Material provided.
--

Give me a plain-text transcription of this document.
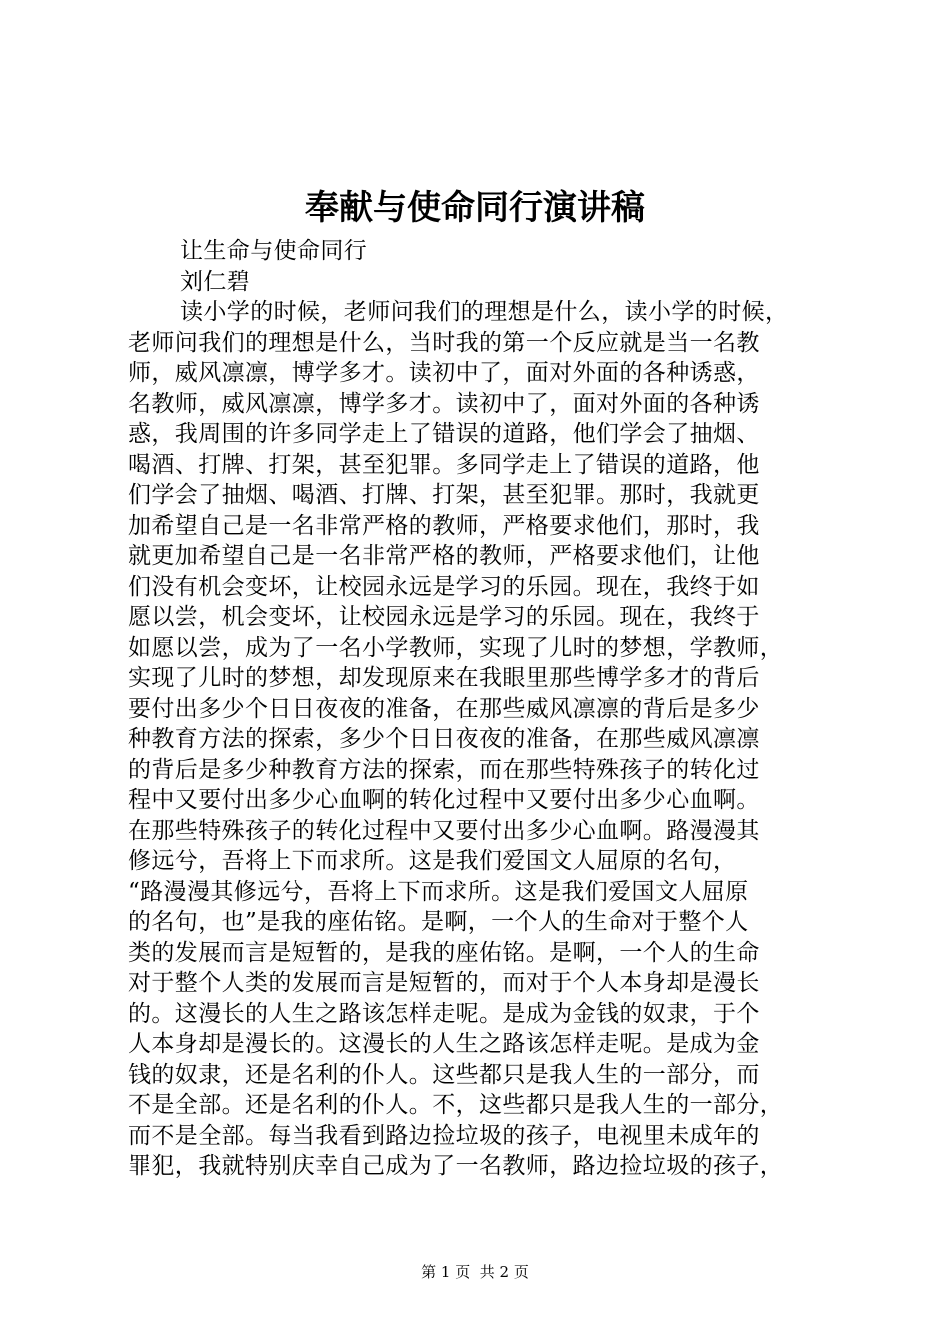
奉献与使命同行演讲稿
让生命与使命同行
刘仁碧
读小学的时候，老师问我们的理想是什么，读小学的时候，
老师问我们的理想是什么，当时我的第一个反应就是当一名教
师，威风凛凛，博学多才。读初中了，面对外面的各种诱惑，
名教师，威风凛凛，博学多才。读初中了，面对外面的各种诱
惑，我周围的许多同学走上了错误的道路，他们学会了抽烟、
喝酒、打牌、打架，甚至犯罪。多同学走上了错误的道路，他
们学会了抽烟、喝酒、打牌、打架，甚至犯罪。那时，我就更
加希望自己是一名非常严格的教师，严格要求他们，那时，我
就更加希望自己是一名非常严格的教师，严格要求他们，让他
们没有机会变坏，让校园永远是学习的乐园。现在，我终于如
愿以尝，机会变坏，让校园永远是学习的乐园。现在，我终于
如愿以尝，成为了一名小学教师，实现了儿时的梦想，学教师，
实现了儿时的梦想，却发现原来在我眼里那些博学多才的背后
要付出多少个日日夜夜的准备，在那些威风凛凛的背后是多少
种教育方法的探索，多少个日日夜夜的准备，在那些威风凛凛
的背后是多少种教育方法的探索，而在那些特殊孩子的转化过
程中又要付出多少心血啊的转化过程中又要付出多少心血啊。
在那些特殊孩子的转化过程中又要付出多少心血啊。路漫漫其
修远兮，吾将上下而求所。这是我们爱国文人屈原的名句，
“路漫漫其修远兮，吾将上下而求所。这是我们爱国文人屈原
的名句，也”是我的座佑铭。是啊，一个人的生命对于整个人
类的发展而言是短暂的，是我的座佑铭。是啊，一个人的生命
对于整个人类的发展而言是短暂的，而对于个人本身却是漫长
的。这漫长的人生之路该怎样走呢。是成为金钱的奴隶，于个
人本身却是漫长的。这漫长的人生之路该怎样走呢。是成为金
钱的奴隶，还是名利的仆人。这些都只是我人生的一部分，而
不是全部。还是名利的仆人。不，这些都只是我人生的一部分，
而不是全部。每当我看到路边捡垃圾的孩子，电视里未成年的
罪犯，我就特别庆幸自己成为了一名教师，路边捡垃圾的孩子，
第 1 页  共 2 页
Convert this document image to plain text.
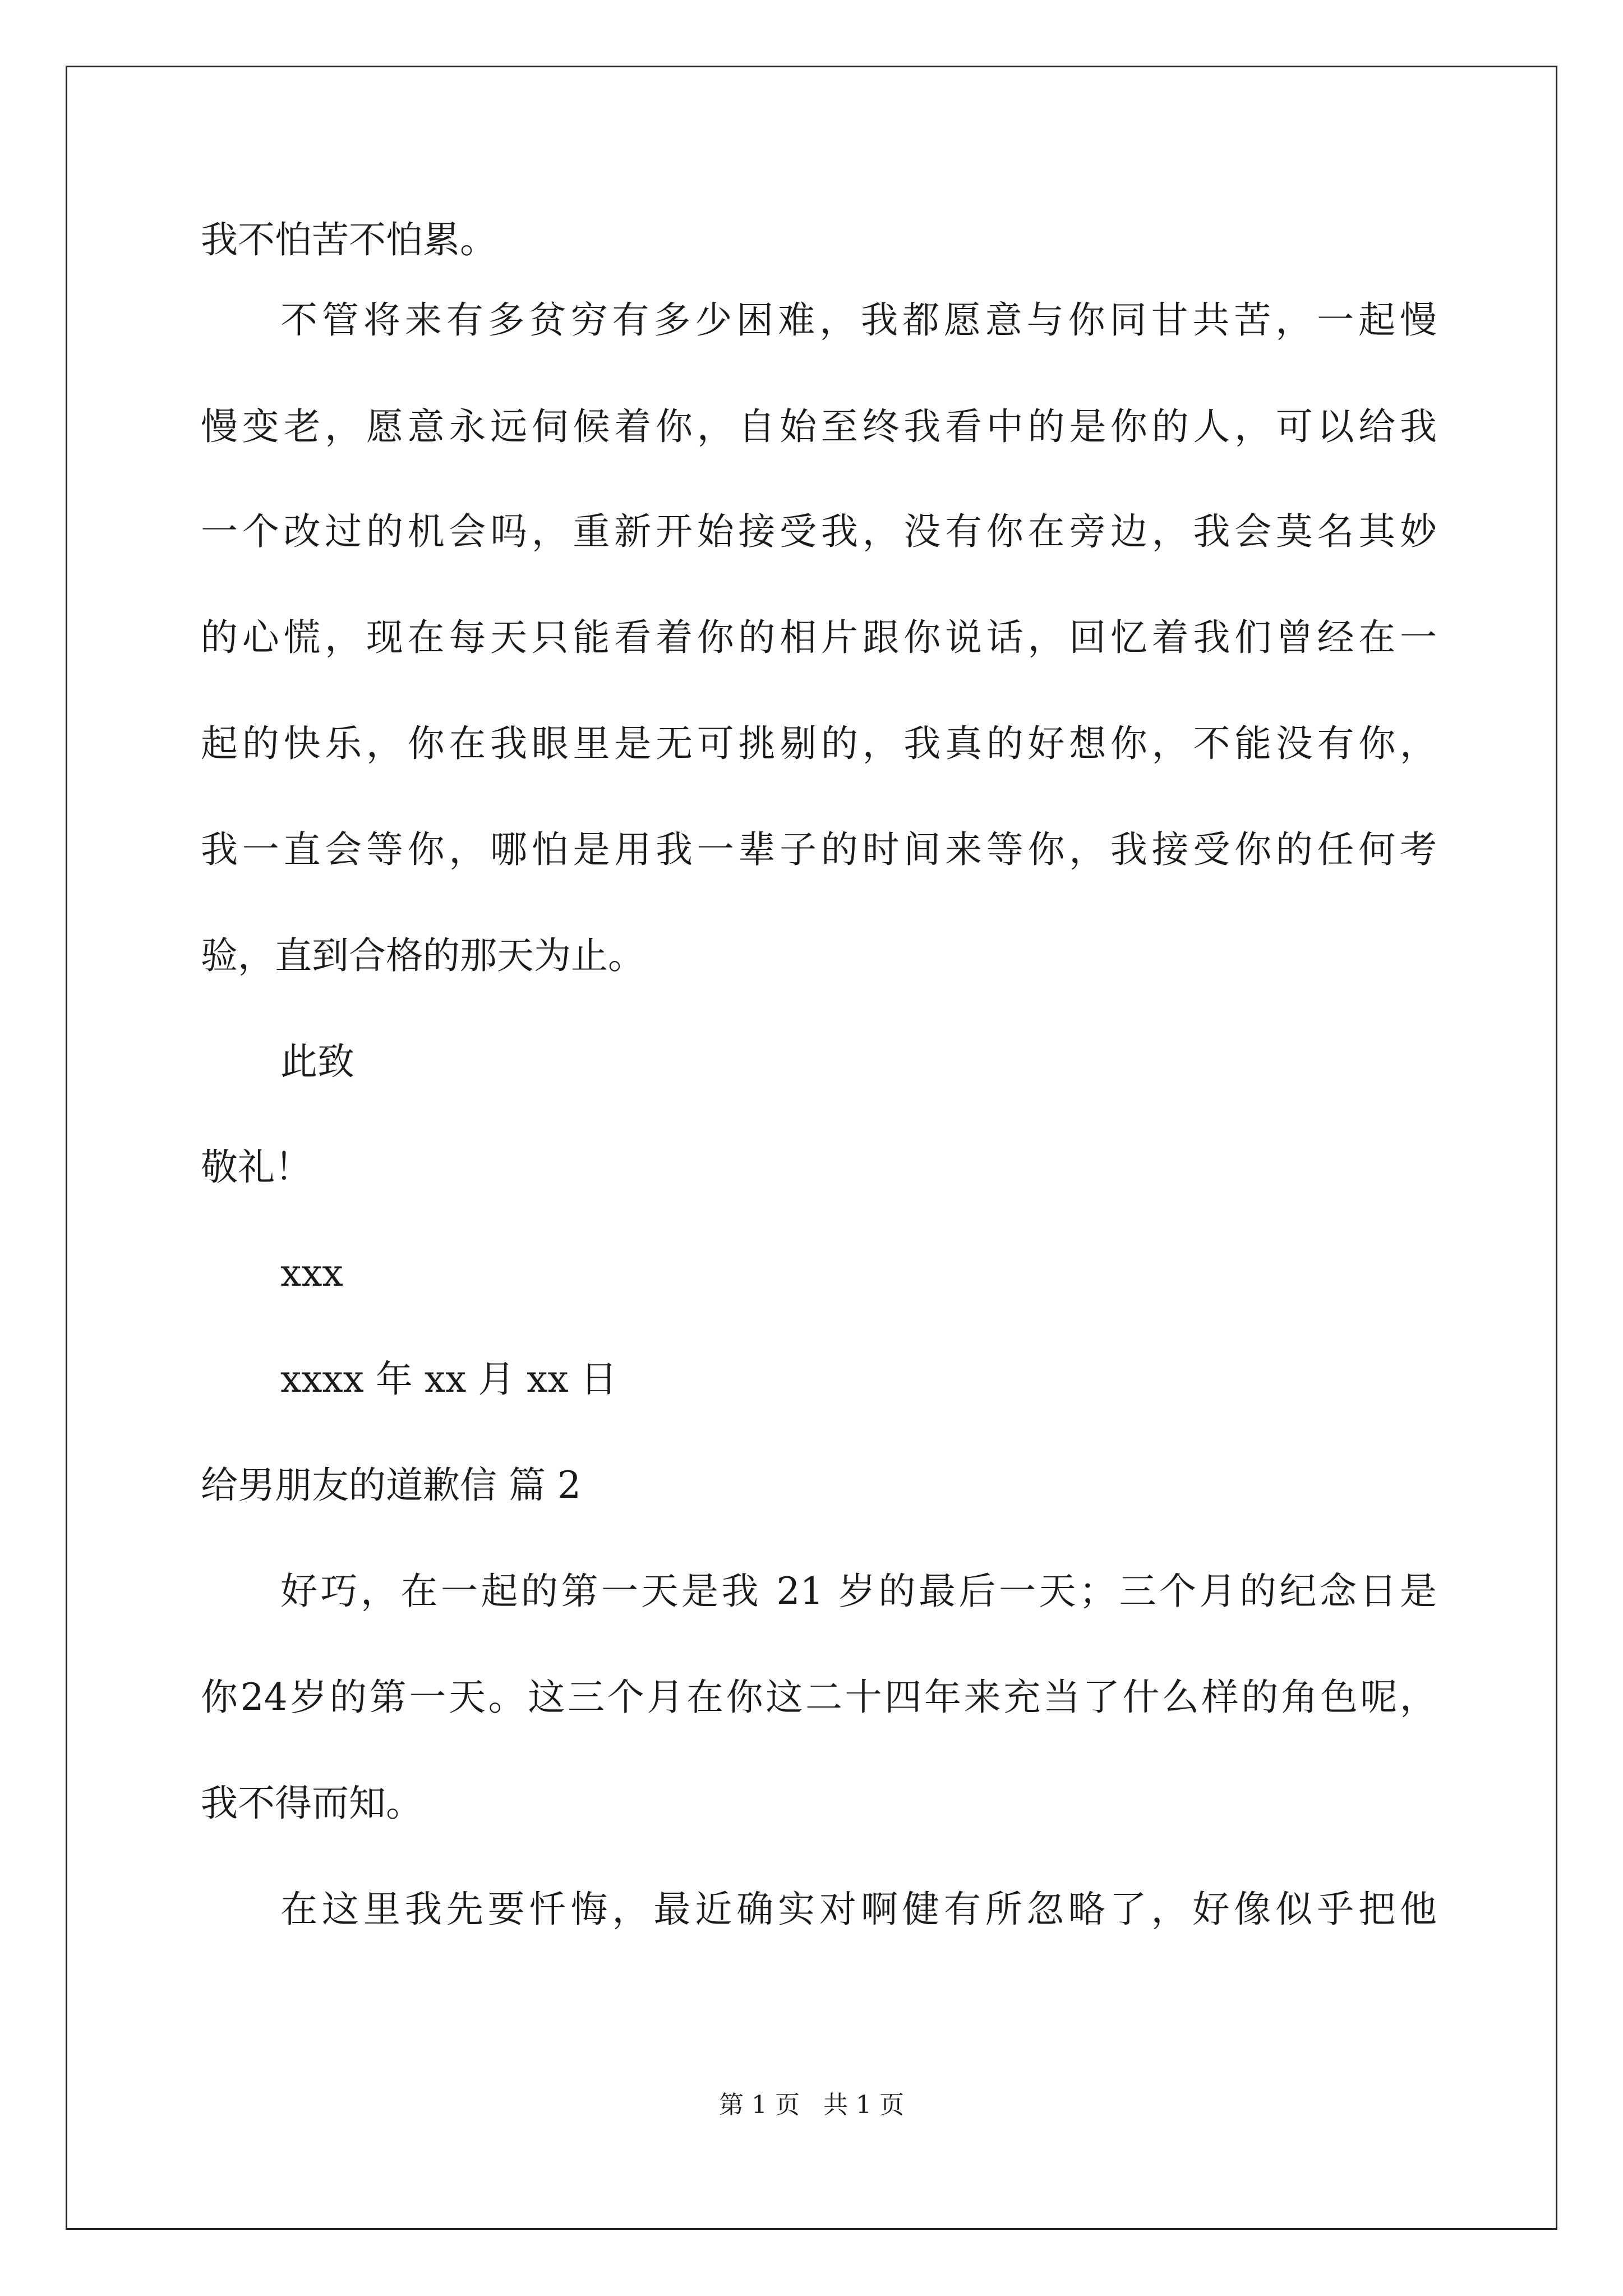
我不怕苦不怕累。
不管将来有多贫穷有多少困难，我都愿意与你同甘共苦，一起慢
慢变老，愿意永远伺候着你，自始至终我看中的是你的人，可以给我
一个改过的机会吗，重新开始接受我，没有你在旁边，我会莫名其妙
的心慌，现在每天只能看着你的相片跟你说话，回忆着我们曾经在一
起的快乐，你在我眼里是无可挑剔的，我真的好想你，不能没有你，
我一直会等你，哪怕是用我一辈子的时间来等你，我接受你的任何考
验，直到合格的那天为止。
此致
敬礼！
xxx
xxxx 年 xx 月 xx 日
给男朋友的道歉信 篇 2
好巧，在一起的第一天是我 21 岁的最后一天；三个月的纪念日是
你24岁的第一天。这三个月在你这二十四年来充当了什么样的角色呢，
我不得而知。
在这里我先要忏悔，最近确实对啊健有所忽略了，好像似乎把他
第 1 页   共 1 页
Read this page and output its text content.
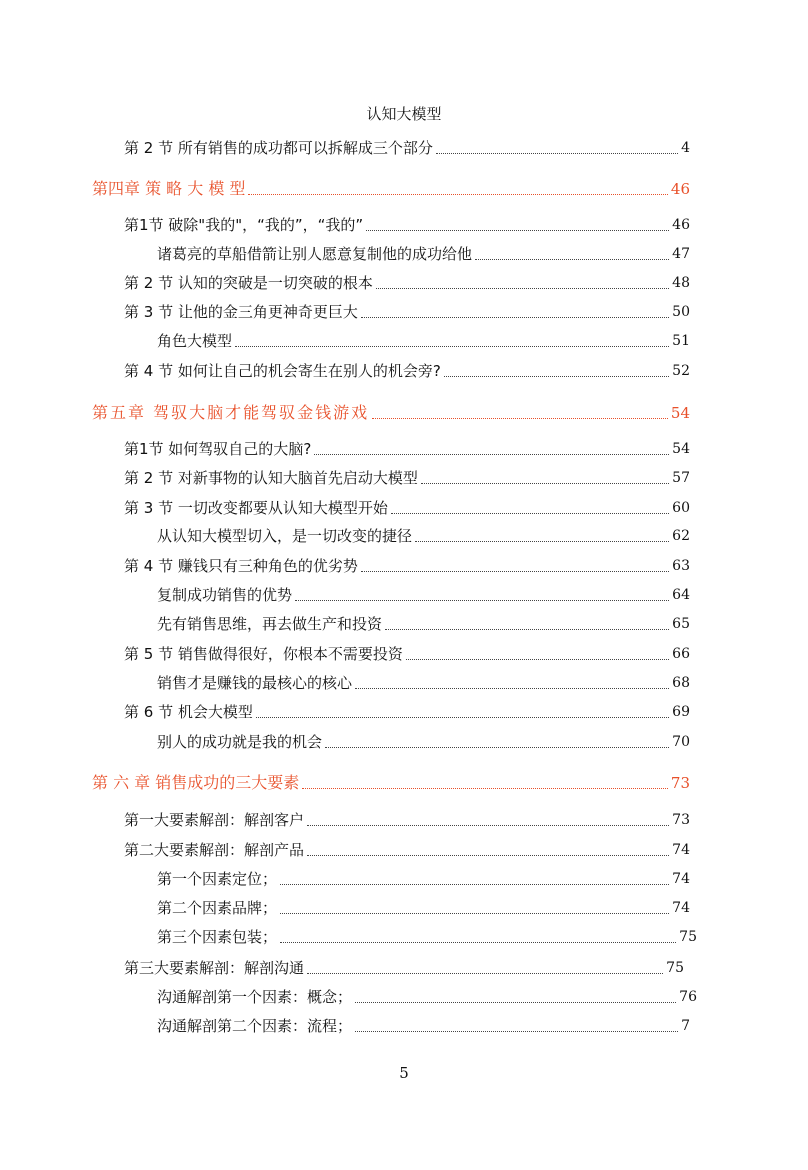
认知大模型
第 2 节 所有销售的成功都可以拆解成三个部分	4
第四章 策 略 大 模 型	46
第1节 破除"我的"，“我的”，“我的”	46
诸葛亮的草船借箭让别人愿意复制他的成功给他	47
第 2 节 认知的突破是一切突破的根本	48
第 3 节 让他的金三角更神奇更巨大	50
角色大模型	51
第 4 节 如何让自己的机会寄生在别人的机会旁?	52
第五章 驾驭大脑才能驾驭金钱游戏	54
第1节 如何驾驭自己的大脑?	54
第 2 节 对新事物的认知大脑首先启动大模型	57
第 3 节 一切改变都要从认知大模型开始	60
从认知大模型切入，是一切改变的捷径	62
第 4 节 赚钱只有三种角色的优劣势	63
复制成功销售的优势	64
先有销售思维，再去做生产和投资	65
第 5 节 销售做得很好，你根本不需要投资	66
销售才是赚钱的最核心的核心	68
第 6 节 机会大模型	69
别人的成功就是我的机会	70
第 六 章 销售成功的三大要素	73
第一大要素解剖：解剖客户	73
第二大要素解剖：解剖产品	74
第一个因素定位；	74
第二个因素品牌；	74
第三个因素包装；	75
第三大要素解剖：解剖沟通	75
沟通解剖第一个因素：概念；	76
沟通解剖第二个因素：流程；	7
5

--

The task. Only the lines from the one containing "Convert this document image to plain text." through the last line of the data belong in the copy, both included and reproduced exactly. Pictures do not.

Finished exercise.
Convert this document image to plain text.
我不怕苦不怕累。
不管将来有多贫穷有多少困难，我都愿意与你同甘共苦，一起慢
慢变老，愿意永远伺候着你，自始至终我看中的是你的人，可以给我
一个改过的机会吗，重新开始接受我，没有你在旁边，我会莫名其妙
的心慌，现在每天只能看着你的相片跟你说话，回忆着我们曾经在一
起的快乐，你在我眼里是无可挑剔的，我真的好想你，不能没有你，
我一直会等你，哪怕是用我一辈子的时间来等你，我接受你的任何考
验，直到合格的那天为止。
此致
敬礼！
xxx
xxxx 年 xx 月 xx 日
给男朋友的道歉信 篇 2
好巧，在一起的第一天是我 21 岁的最后一天；三个月的纪念日是
你24岁的第一天。这三个月在你这二十四年来充当了什么样的角色呢，
我不得而知。
在这里我先要忏悔，最近确实对啊健有所忽略了，好像似乎把他
第 1 页   共 1 页
Read this page and output its text content.
认知大模型
第 2 节 所有销售的成功都可以拆解成三个部分	4
第四章 策 略 大 模 型	46
第1节 破除"我的"，“我的”，“我的”	46
诸葛亮的草船借箭让别人愿意复制他的成功给他	47
第 2 节 认知的突破是一切突破的根本	48
第 3 节 让他的金三角更神奇更巨大	50
角色大模型	51
第 4 节 如何让自己的机会寄生在别人的机会旁?	52
第五章 驾驭大脑才能驾驭金钱游戏	54
第1节 如何驾驭自己的大脑?	54
第 2 节 对新事物的认知大脑首先启动大模型	57
第 3 节 一切改变都要从认知大模型开始	60
从认知大模型切入，是一切改变的捷径	62
第 4 节 赚钱只有三种角色的优劣势	63
复制成功销售的优势	64
先有销售思维，再去做生产和投资	65
第 5 节 销售做得很好，你根本不需要投资	66
销售才是赚钱的最核心的核心	68
第 6 节 机会大模型	69
别人的成功就是我的机会	70
第 六 章 销售成功的三大要素	73
第一大要素解剖：解剖客户	73
第二大要素解剖：解剖产品	74
第一个因素定位；	74
第二个因素品牌；	74
第三个因素包装；	75
第三大要素解剖：解剖沟通	75
沟通解剖第一个因素：概念；	76
沟通解剖第二个因素：流程；	7
5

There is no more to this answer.